** TASK TO COMPLETE **
Nothing should be left out: output all of the entries exactly.

** Collection entries **
-=-=-=-=-
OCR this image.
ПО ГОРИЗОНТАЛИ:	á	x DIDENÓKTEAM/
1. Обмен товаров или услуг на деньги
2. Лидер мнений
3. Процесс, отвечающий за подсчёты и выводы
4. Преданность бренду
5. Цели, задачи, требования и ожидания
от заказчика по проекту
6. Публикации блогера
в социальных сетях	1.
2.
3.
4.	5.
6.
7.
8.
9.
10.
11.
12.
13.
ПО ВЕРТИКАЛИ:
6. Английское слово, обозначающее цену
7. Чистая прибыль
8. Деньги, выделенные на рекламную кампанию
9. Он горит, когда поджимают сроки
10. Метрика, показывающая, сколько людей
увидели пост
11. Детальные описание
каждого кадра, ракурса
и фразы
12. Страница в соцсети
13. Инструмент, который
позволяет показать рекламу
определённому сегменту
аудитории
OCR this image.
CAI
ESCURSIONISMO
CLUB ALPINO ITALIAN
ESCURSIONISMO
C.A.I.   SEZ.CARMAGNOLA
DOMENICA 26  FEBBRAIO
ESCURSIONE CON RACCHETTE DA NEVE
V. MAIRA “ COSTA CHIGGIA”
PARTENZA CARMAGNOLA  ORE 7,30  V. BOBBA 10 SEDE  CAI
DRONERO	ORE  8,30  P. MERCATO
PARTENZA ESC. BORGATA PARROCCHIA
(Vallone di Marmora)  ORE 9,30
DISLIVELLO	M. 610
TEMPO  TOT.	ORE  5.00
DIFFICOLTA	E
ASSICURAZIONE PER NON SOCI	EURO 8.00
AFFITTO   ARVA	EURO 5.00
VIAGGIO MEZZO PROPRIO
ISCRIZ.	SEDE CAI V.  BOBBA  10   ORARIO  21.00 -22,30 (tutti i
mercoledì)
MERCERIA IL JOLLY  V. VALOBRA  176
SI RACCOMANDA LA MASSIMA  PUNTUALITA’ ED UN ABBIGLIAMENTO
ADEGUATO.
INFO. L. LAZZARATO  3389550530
-=-=-=-=-
** RESPONSE TO THE TASK **
OCR this image.
ПО ГОРИЗОНТАЛИ:	á	x DIDENÓKTEAM/
1. Обмен товаров или услуг на деньги
2. Лидер мнений
3. Процесс, отвечающий за подсчёты и выводы
4. Преданность бренду
5. Цели, задачи, требования и ожидания
от заказчика по проекту
6. Публикации блогера
в социальных сетях	1.
2.
3.
4.	5.
6.
7.
8.
9.
10.
11.
12.
13.
ПО ВЕРТИКАЛИ:
6. Английское слово, обозначающее цену
7. Чистая прибыль
8. Деньги, выделенные на рекламную кампанию
9. Он горит, когда поджимают сроки
10. Метрика, показывающая, сколько людей
увидели пост
11. Детальные описание
каждого кадра, ракурса
и фразы
12. Страница в соцсети
13. Инструмент, который
позволяет показать рекламу
определённому сегменту
аудитории
OCR this image.
CAI
ESCURSIONISMO
CLUB ALPINO ITALIAN
ESCURSIONISMO
C.A.I.   SEZ.CARMAGNOLA
DOMENICA 26  FEBBRAIO
ESCURSIONE CON RACCHETTE DA NEVE
V. MAIRA “ COSTA CHIGGIA”
PARTENZA CARMAGNOLA  ORE 7,30  V. BOBBA 10 SEDE  CAI
DRONERO	ORE  8,30  P. MERCATO
PARTENZA ESC. BORGATA PARROCCHIA
(Vallone di Marmora)  ORE 9,30
DISLIVELLO	M. 610
TEMPO  TOT.	ORE  5.00
DIFFICOLTA	E
ASSICURAZIONE PER NON SOCI	EURO 8.00
AFFITTO   ARVA	EURO 5.00
VIAGGIO MEZZO PROPRIO
ISCRIZ.	SEDE CAI V.  BOBBA  10   ORARIO  21.00 -22,30 (tutti i
mercoledì)
MERCERIA IL JOLLY  V. VALOBRA  176
SI RACCOMANDA LA MASSIMA  PUNTUALITA’ ED UN ABBIGLIAMENTO
ADEGUATO.
INFO. L. LAZZARATO  3389550530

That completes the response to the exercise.